What you are asked to do ->
Below is a set of records; restate each one word for word.

════════════════

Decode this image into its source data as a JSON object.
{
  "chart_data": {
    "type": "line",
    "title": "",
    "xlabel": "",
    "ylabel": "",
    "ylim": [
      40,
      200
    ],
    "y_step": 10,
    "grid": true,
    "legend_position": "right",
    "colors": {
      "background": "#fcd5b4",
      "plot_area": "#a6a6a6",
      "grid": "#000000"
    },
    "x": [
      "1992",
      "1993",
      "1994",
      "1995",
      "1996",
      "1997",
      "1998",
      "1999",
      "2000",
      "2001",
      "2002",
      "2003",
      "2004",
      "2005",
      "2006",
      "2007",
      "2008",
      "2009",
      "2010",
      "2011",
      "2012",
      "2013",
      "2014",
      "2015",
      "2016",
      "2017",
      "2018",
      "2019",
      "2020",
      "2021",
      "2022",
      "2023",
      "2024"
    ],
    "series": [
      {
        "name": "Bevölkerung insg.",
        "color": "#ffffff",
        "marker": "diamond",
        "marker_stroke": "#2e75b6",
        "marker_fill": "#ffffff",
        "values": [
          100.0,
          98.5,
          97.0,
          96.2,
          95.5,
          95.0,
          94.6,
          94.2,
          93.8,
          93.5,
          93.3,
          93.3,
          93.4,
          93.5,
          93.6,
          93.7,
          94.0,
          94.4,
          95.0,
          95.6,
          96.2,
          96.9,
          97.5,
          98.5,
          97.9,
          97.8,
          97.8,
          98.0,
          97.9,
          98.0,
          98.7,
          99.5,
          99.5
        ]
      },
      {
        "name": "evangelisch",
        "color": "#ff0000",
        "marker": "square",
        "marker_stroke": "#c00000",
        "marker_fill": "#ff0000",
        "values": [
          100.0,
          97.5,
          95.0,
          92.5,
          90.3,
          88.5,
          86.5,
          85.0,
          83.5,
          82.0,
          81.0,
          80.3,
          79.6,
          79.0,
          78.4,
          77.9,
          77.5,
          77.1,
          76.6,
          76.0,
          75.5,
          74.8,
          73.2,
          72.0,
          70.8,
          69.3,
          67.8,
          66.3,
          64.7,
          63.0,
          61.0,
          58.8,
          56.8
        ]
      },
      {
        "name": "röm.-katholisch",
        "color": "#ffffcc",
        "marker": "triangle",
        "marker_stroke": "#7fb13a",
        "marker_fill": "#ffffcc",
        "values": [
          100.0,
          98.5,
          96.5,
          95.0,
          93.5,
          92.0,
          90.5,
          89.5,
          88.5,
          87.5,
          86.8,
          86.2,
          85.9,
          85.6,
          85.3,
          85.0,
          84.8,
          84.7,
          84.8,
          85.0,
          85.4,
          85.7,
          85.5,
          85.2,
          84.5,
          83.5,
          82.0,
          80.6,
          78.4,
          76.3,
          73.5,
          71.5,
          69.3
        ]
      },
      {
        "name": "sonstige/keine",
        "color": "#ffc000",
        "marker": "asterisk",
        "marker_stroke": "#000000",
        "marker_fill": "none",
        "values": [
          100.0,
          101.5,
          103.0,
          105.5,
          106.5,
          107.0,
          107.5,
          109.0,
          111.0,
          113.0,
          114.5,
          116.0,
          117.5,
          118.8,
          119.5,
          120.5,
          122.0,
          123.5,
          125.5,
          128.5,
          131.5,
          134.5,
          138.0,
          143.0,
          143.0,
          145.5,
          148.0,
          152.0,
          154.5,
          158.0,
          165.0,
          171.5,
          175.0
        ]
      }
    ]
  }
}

════════════════

The output ->
Decode this image into its source data as a JSON object.
{
  "chart_data": {
    "type": "line",
    "title": "",
    "xlabel": "",
    "ylabel": "",
    "ylim": [
      40,
      200
    ],
    "y_step": 10,
    "grid": true,
    "legend_position": "right",
    "colors": {
      "background": "#fcd5b4",
      "plot_area": "#a6a6a6",
      "grid": "#000000"
    },
    "x": [
      "1992",
      "1993",
      "1994",
      "1995",
      "1996",
      "1997",
      "1998",
      "1999",
      "2000",
      "2001",
      "2002",
      "2003",
      "2004",
      "2005",
      "2006",
      "2007",
      "2008",
      "2009",
      "2010",
      "2011",
      "2012",
      "2013",
      "2014",
      "2015",
      "2016",
      "2017",
      "2018",
      "2019",
      "2020",
      "2021",
      "2022",
      "2023",
      "2024"
    ],
    "series": [
      {
        "name": "Bevölkerung insg.",
        "color": "#ffffff",
        "marker": "diamond",
        "marker_stroke": "#2e75b6",
        "marker_fill": "#ffffff",
        "values": [
          100.0,
          98.5,
          97.0,
          96.2,
          95.5,
          95.0,
          94.6,
          94.2,
          93.8,
          93.5,
          93.3,
          93.3,
          93.4,
          93.5,
          93.6,
          93.7,
          94.0,
          94.4,
          95.0,
          95.6,
          96.2,
          96.9,
          97.5,
          98.5,
          97.9,
          97.8,
          97.8,
          98.0,
          97.9,
          98.0,
          98.7,
          99.5,
          99.5
        ]
      },
      {
        "name": "evangelisch",
        "color": "#ff0000",
        "marker": "square",
        "marker_stroke": "#c00000",
        "marker_fill": "#ff0000",
        "values": [
          100.0,
          97.5,
          95.0,
          92.5,
          90.3,
          88.5,
          86.5,
          85.0,
          83.5,
          82.0,
          81.0,
          80.3,
          79.6,
          79.0,
          78.4,
          77.9,
          77.5,
          77.1,
          76.6,
          76.0,
          75.5,
          74.8,
          73.2,
          72.0,
          70.8,
          69.3,
          67.8,
          66.3,
          64.7,
          63.0,
          61.0,
          58.8,
          56.8
        ]
      },
      {
        "name": "röm.-katholisch",
        "color": "#ffffcc",
        "marker": "triangle",
        "marker_stroke": "#7fb13a",
        "marker_fill": "#ffffcc",
        "values": [
          100.0,
          98.5,
          96.5,
          95.0,
          93.5,
          92.0,
          90.5,
          89.5,
          88.5,
          87.5,
          86.8,
          86.2,
          85.9,
          85.6,
          85.3,
          85.0,
          84.8,
          84.7,
          84.8,
          85.0,
          85.4,
          85.7,
          85.5,
          85.2,
          84.5,
          83.5,
          82.0,
          80.6,
          78.4,
          76.3,
          73.5,
          71.5,
          69.3
        ]
      },
      {
        "name": "sonstige/keine",
        "color": "#ffc000",
        "marker": "asterisk",
        "marker_stroke": "#000000",
        "marker_fill": "none",
        "values": [
          100.0,
          101.5,
          103.0,
          105.5,
          106.5,
          107.0,
          107.5,
          109.0,
          111.0,
          113.0,
          114.5,
          116.0,
          117.5,
          118.8,
          119.5,
          120.5,
          122.0,
          123.5,
          125.5,
          128.5,
          131.5,
          134.5,
          138.0,
          143.0,
          143.0,
          145.5,
          148.0,
          152.0,
          154.5,
          158.0,
          165.0,
          171.5,
          175.0
        ]
      }
    ]
  }
}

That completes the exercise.